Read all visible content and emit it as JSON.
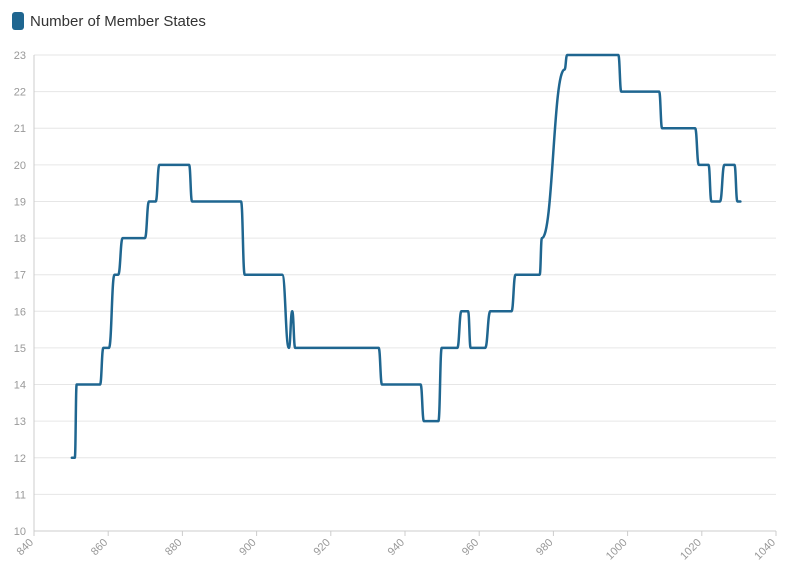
{
  "chart_data": {
    "type": "line",
    "title": "",
    "xlabel": "",
    "ylabel": "",
    "xlim": [
      840,
      1040
    ],
    "ylim": [
      10,
      23
    ],
    "x_ticks": [
      "840",
      "860",
      "880",
      "900",
      "920",
      "940",
      "960",
      "980",
      "1000",
      "1020",
      "1040"
    ],
    "y_ticks": [
      "10",
      "11",
      "12",
      "13",
      "14",
      "15",
      "16",
      "17",
      "18",
      "19",
      "20",
      "21",
      "22",
      "23"
    ],
    "grid": true,
    "legend": "top-left",
    "colors": {
      "series": "#1f6690",
      "grid": "#e6e6e6",
      "axis": "#cccccc",
      "tick_text": "#999999"
    },
    "series": [
      {
        "name": "Number of Member States",
        "points": [
          [
            850.2,
            12
          ],
          [
            851,
            12
          ],
          [
            851.5,
            14
          ],
          [
            857.8,
            14
          ],
          [
            858.7,
            15
          ],
          [
            860.2,
            15
          ],
          [
            861.7,
            17
          ],
          [
            862.7,
            17
          ],
          [
            863.9,
            18
          ],
          [
            869.9,
            18
          ],
          [
            871,
            19
          ],
          [
            872.8,
            19
          ],
          [
            873.8,
            20
          ],
          [
            881.8,
            20
          ],
          [
            882.6,
            19
          ],
          [
            895.8,
            19
          ],
          [
            896.8,
            17
          ],
          [
            906.9,
            17
          ],
          [
            908.7,
            15
          ],
          [
            909.6,
            16
          ],
          [
            910.4,
            15
          ],
          [
            932.9,
            15
          ],
          [
            933.8,
            14
          ],
          [
            944.2,
            14
          ],
          [
            945.1,
            13
          ],
          [
            949,
            13
          ],
          [
            949.9,
            15
          ],
          [
            954.1,
            15
          ],
          [
            955.2,
            16
          ],
          [
            957,
            16
          ],
          [
            957.7,
            15
          ],
          [
            961.6,
            15
          ],
          [
            963,
            16
          ],
          [
            968.7,
            16
          ],
          [
            969.8,
            17
          ],
          [
            976.3,
            17
          ],
          [
            976.9,
            18
          ],
          [
            983,
            22.6
          ],
          [
            983.7,
            23
          ],
          [
            997.5,
            23
          ],
          [
            998.3,
            22
          ],
          [
            1008.5,
            22
          ],
          [
            1009.3,
            21
          ],
          [
            1018.2,
            21
          ],
          [
            1019.2,
            20
          ],
          [
            1021.8,
            20
          ],
          [
            1022.6,
            19
          ],
          [
            1024.9,
            19
          ],
          [
            1026.1,
            20
          ],
          [
            1028.8,
            20
          ],
          [
            1029.6,
            19
          ],
          [
            1030.4,
            19
          ]
        ]
      }
    ]
  }
}
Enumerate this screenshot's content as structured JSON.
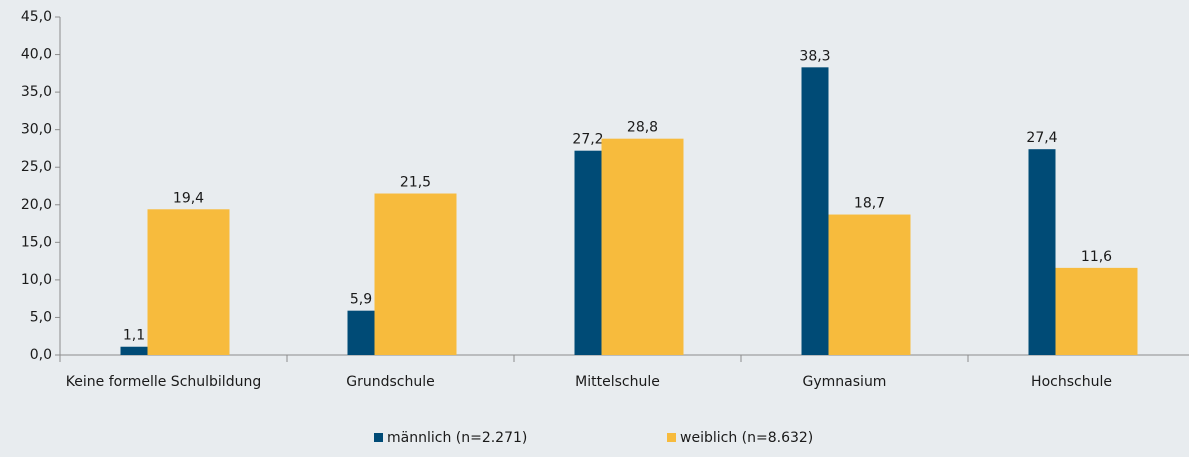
{
  "chart_data": {
    "type": "bar",
    "categories": [
      "Keine formelle Schulbildung",
      "Grundschule",
      "Mittelschule",
      "Gymnasium",
      "Hochschule"
    ],
    "series": [
      {
        "name": "männlich (n=2.271)",
        "color": "#004b76",
        "values": [
          1.1,
          5.9,
          27.2,
          38.3,
          27.4
        ],
        "value_labels": [
          "1,1",
          "5,9",
          "27,2",
          "38,3",
          "27,4"
        ]
      },
      {
        "name": "weiblich (n=8.632)",
        "color": "#f7bb3d",
        "values": [
          19.4,
          21.5,
          28.8,
          18.7,
          11.6
        ],
        "value_labels": [
          "19,4",
          "21,5",
          "28,8",
          "18,7",
          "11,6"
        ]
      }
    ],
    "ylim": [
      0,
      45
    ],
    "yticks": [
      {
        "value": 0,
        "label": "0,0"
      },
      {
        "value": 5,
        "label": "5,0"
      },
      {
        "value": 10,
        "label": "10,0"
      },
      {
        "value": 15,
        "label": "15,0"
      },
      {
        "value": 20,
        "label": "20,0"
      },
      {
        "value": 25,
        "label": "25,0"
      },
      {
        "value": 30,
        "label": "30,0"
      },
      {
        "value": 35,
        "label": "35,0"
      },
      {
        "value": 40,
        "label": "40,0"
      },
      {
        "value": 45,
        "label": "45,0"
      }
    ],
    "legend": "bottom"
  }
}
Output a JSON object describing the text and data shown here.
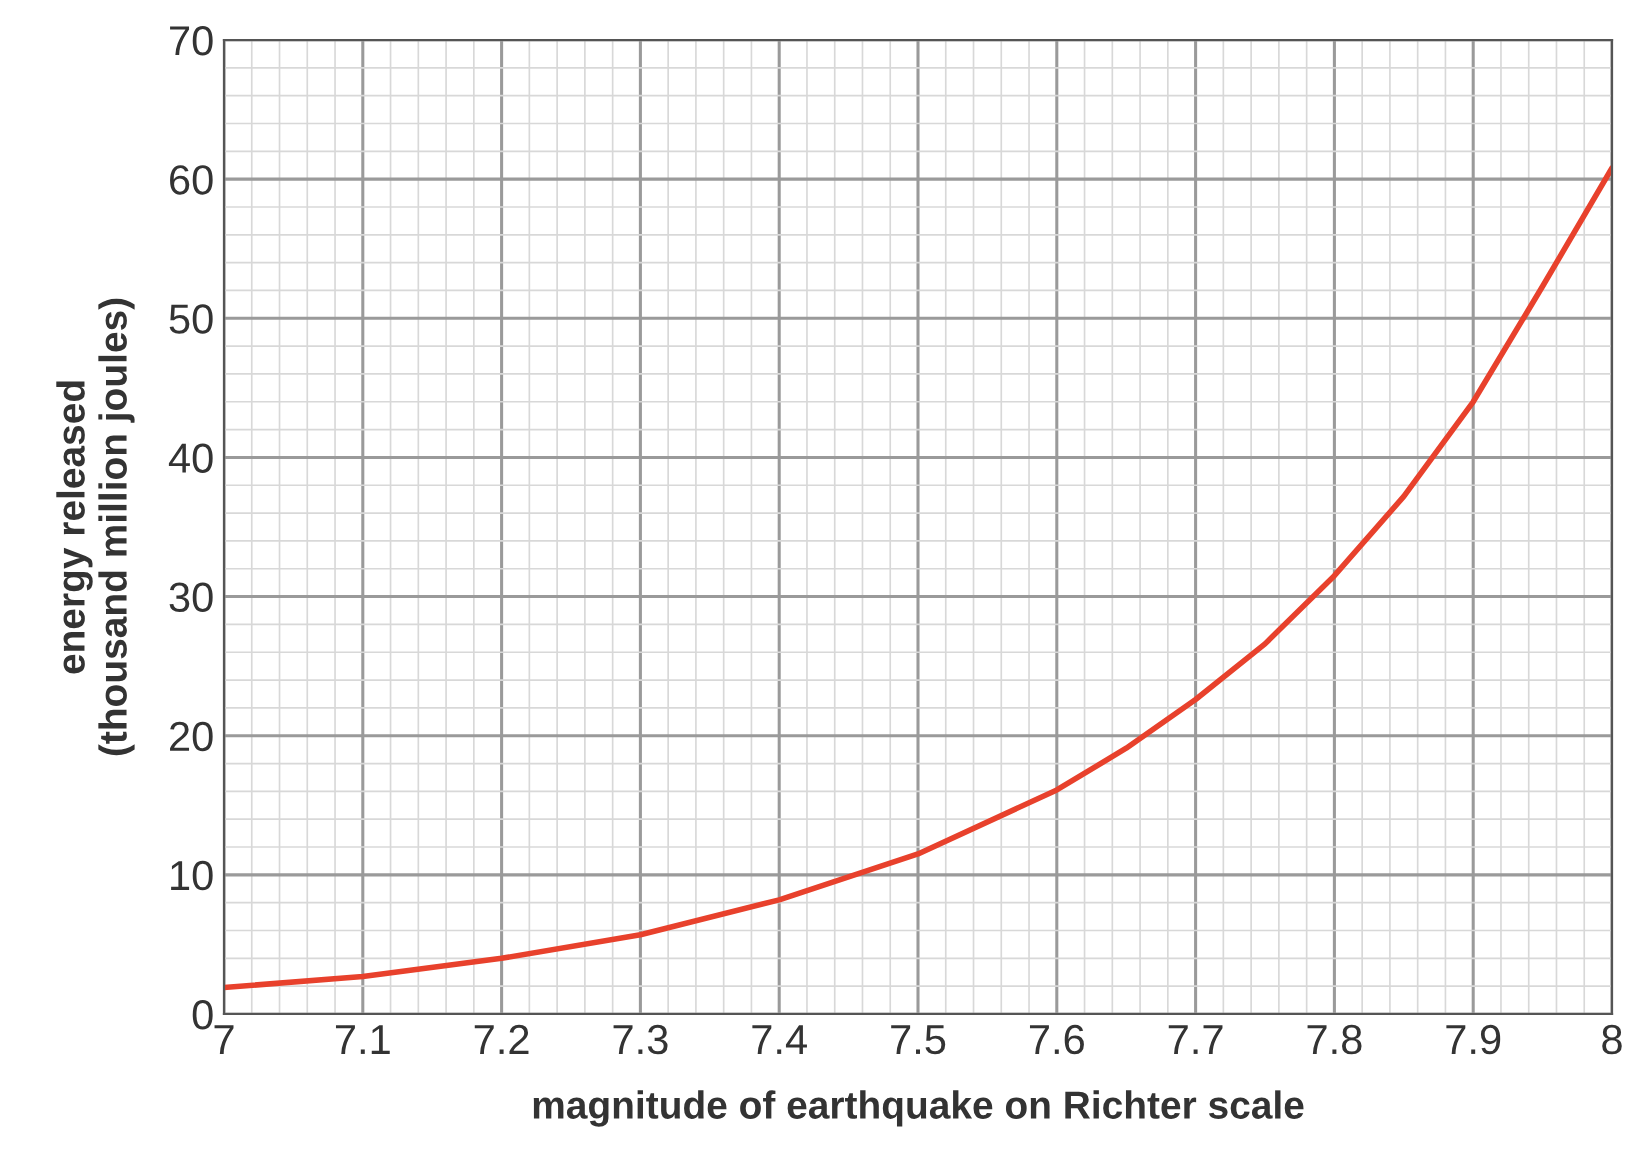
{
  "chart_data": {
    "type": "line",
    "xlabel": "magnitude of earthquake on Richter scale",
    "ylabel": "energy released\n(thousand million joules)",
    "x": [
      7,
      7.1,
      7.2,
      7.3,
      7.4,
      7.5,
      7.6,
      7.65,
      7.7,
      7.75,
      7.8,
      7.85,
      7.9,
      7.95,
      8
    ],
    "series": [
      {
        "color": "#e8412c",
        "values": [
          1.9,
          2.7,
          4.0,
          5.7,
          8.2,
          11.5,
          16.1,
          19.1,
          22.6,
          26.6,
          31.5,
          37.2,
          44,
          52.3,
          60.8
        ]
      }
    ],
    "xlim": [
      7,
      8
    ],
    "xticks": [
      7,
      7.1,
      7.2,
      7.3,
      7.4,
      7.5,
      7.6,
      7.7,
      7.8,
      7.9,
      8
    ],
    "ylim": [
      0,
      70
    ],
    "yticks": [
      0,
      10,
      20,
      30,
      40,
      50,
      60,
      70
    ],
    "grid": true,
    "marker": "none",
    "line_style": "solid"
  }
}
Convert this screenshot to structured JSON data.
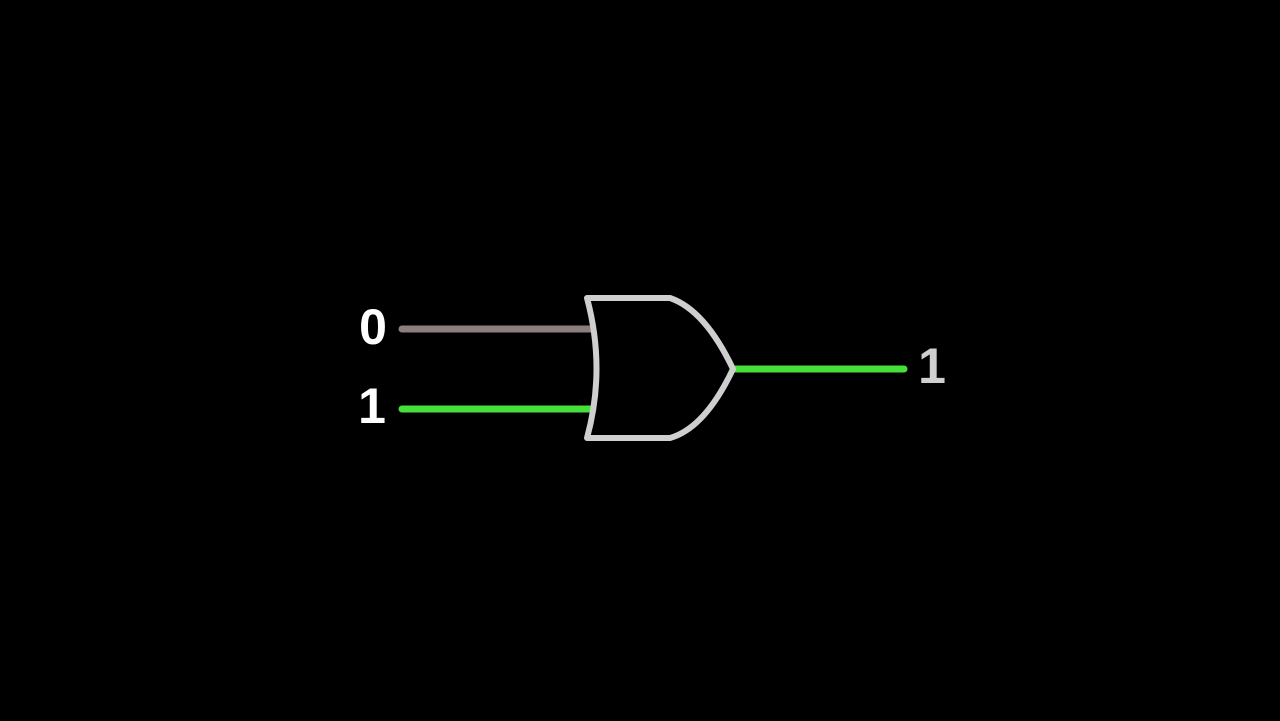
{
  "colors": {
    "background": "#000000",
    "wire_low": "#8a7e7e",
    "wire_high": "#45e03a",
    "gate_outline": "#cfcfcf",
    "input_label": "#ffffff",
    "output_label": "#cfcfcf"
  },
  "gate": {
    "type": "OR"
  },
  "inputs": [
    {
      "label": "0",
      "state": "low"
    },
    {
      "label": "1",
      "state": "high"
    }
  ],
  "output": {
    "label": "1",
    "state": "high"
  }
}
--*--
**DO THIS**
Repeat all the data as it stands, dropping any images it holds.

**PROBLEM SOLUTION**
Read all visible content and emit it as JSON.
{
  "chart_data": {
    "type": "line",
    "title": "",
    "xlabel": "",
    "ylabel": "",
    "xlim": [
      840,
      1040
    ],
    "ylim": [
      10,
      23
    ],
    "x_ticks": [
      "840",
      "860",
      "880",
      "900",
      "920",
      "940",
      "960",
      "980",
      "1000",
      "1020",
      "1040"
    ],
    "y_ticks": [
      "10",
      "11",
      "12",
      "13",
      "14",
      "15",
      "16",
      "17",
      "18",
      "19",
      "20",
      "21",
      "22",
      "23"
    ],
    "grid": true,
    "legend": "top-left",
    "colors": {
      "series": "#1f6690",
      "grid": "#e6e6e6",
      "axis": "#cccccc",
      "tick_text": "#999999"
    },
    "series": [
      {
        "name": "Number of Member States",
        "points": [
          [
            850.2,
            12
          ],
          [
            851,
            12
          ],
          [
            851.5,
            14
          ],
          [
            857.8,
            14
          ],
          [
            858.7,
            15
          ],
          [
            860.2,
            15
          ],
          [
            861.7,
            17
          ],
          [
            862.7,
            17
          ],
          [
            863.9,
            18
          ],
          [
            869.9,
            18
          ],
          [
            871,
            19
          ],
          [
            872.8,
            19
          ],
          [
            873.8,
            20
          ],
          [
            881.8,
            20
          ],
          [
            882.6,
            19
          ],
          [
            895.8,
            19
          ],
          [
            896.8,
            17
          ],
          [
            906.9,
            17
          ],
          [
            908.7,
            15
          ],
          [
            909.6,
            16
          ],
          [
            910.4,
            15
          ],
          [
            932.9,
            15
          ],
          [
            933.8,
            14
          ],
          [
            944.2,
            14
          ],
          [
            945.1,
            13
          ],
          [
            949,
            13
          ],
          [
            949.9,
            15
          ],
          [
            954.1,
            15
          ],
          [
            955.2,
            16
          ],
          [
            957,
            16
          ],
          [
            957.7,
            15
          ],
          [
            961.6,
            15
          ],
          [
            963,
            16
          ],
          [
            968.7,
            16
          ],
          [
            969.8,
            17
          ],
          [
            976.3,
            17
          ],
          [
            976.9,
            18
          ],
          [
            983,
            22.6
          ],
          [
            983.7,
            23
          ],
          [
            997.5,
            23
          ],
          [
            998.3,
            22
          ],
          [
            1008.5,
            22
          ],
          [
            1009.3,
            21
          ],
          [
            1018.2,
            21
          ],
          [
            1019.2,
            20
          ],
          [
            1021.8,
            20
          ],
          [
            1022.6,
            19
          ],
          [
            1024.9,
            19
          ],
          [
            1026.1,
            20
          ],
          [
            1028.8,
            20
          ],
          [
            1029.6,
            19
          ],
          [
            1030.4,
            19
          ]
        ]
      }
    ]
  }
}
Enumerate this screenshot's content as structured JSON.
{
  "chart_data": {
    "type": "bar",
    "categories": [
      "Keine formelle Schulbildung",
      "Grundschule",
      "Mittelschule",
      "Gymnasium",
      "Hochschule"
    ],
    "series": [
      {
        "name": "männlich (n=2.271)",
        "color": "#004b76",
        "values": [
          1.1,
          5.9,
          27.2,
          38.3,
          27.4
        ],
        "value_labels": [
          "1,1",
          "5,9",
          "27,2",
          "38,3",
          "27,4"
        ]
      },
      {
        "name": "weiblich (n=8.632)",
        "color": "#f7bb3d",
        "values": [
          19.4,
          21.5,
          28.8,
          18.7,
          11.6
        ],
        "value_labels": [
          "19,4",
          "21,5",
          "28,8",
          "18,7",
          "11,6"
        ]
      }
    ],
    "ylim": [
      0,
      45
    ],
    "yticks": [
      {
        "value": 0,
        "label": "0,0"
      },
      {
        "value": 5,
        "label": "5,0"
      },
      {
        "value": 10,
        "label": "10,0"
      },
      {
        "value": 15,
        "label": "15,0"
      },
      {
        "value": 20,
        "label": "20,0"
      },
      {
        "value": 25,
        "label": "25,0"
      },
      {
        "value": 30,
        "label": "30,0"
      },
      {
        "value": 35,
        "label": "35,0"
      },
      {
        "value": 40,
        "label": "40,0"
      },
      {
        "value": 45,
        "label": "45,0"
      }
    ],
    "legend": "bottom"
  }
}
Output a JSON object describing the text and data shown here.
{
  "chart_data": {
    "type": "line",
    "xlabel": "magnitude of earthquake on Richter scale",
    "ylabel": "energy released\n(thousand million joules)",
    "x": [
      7,
      7.1,
      7.2,
      7.3,
      7.4,
      7.5,
      7.6,
      7.65,
      7.7,
      7.75,
      7.8,
      7.85,
      7.9,
      7.95,
      8
    ],
    "series": [
      {
        "color": "#e8412c",
        "values": [
          1.9,
          2.7,
          4.0,
          5.7,
          8.2,
          11.5,
          16.1,
          19.1,
          22.6,
          26.6,
          31.5,
          37.2,
          44,
          52.3,
          60.8
        ]
      }
    ],
    "xlim": [
      7,
      8
    ],
    "xticks": [
      7,
      7.1,
      7.2,
      7.3,
      7.4,
      7.5,
      7.6,
      7.7,
      7.8,
      7.9,
      8
    ],
    "ylim": [
      0,
      70
    ],
    "yticks": [
      0,
      10,
      20,
      30,
      40,
      50,
      60,
      70
    ],
    "grid": true,
    "marker": "none",
    "line_style": "solid"
  }
}
Convert this screenshot to structured JSON data.
{
  "colors": {
    "background": "#000000",
    "wire_low": "#8a7e7e",
    "wire_high": "#45e03a",
    "gate_outline": "#cfcfcf",
    "input_label": "#ffffff",
    "output_label": "#cfcfcf"
  },
  "gate": {
    "type": "OR"
  },
  "inputs": [
    {
      "label": "0",
      "state": "low"
    },
    {
      "label": "1",
      "state": "high"
    }
  ],
  "output": {
    "label": "1",
    "state": "high"
  }
}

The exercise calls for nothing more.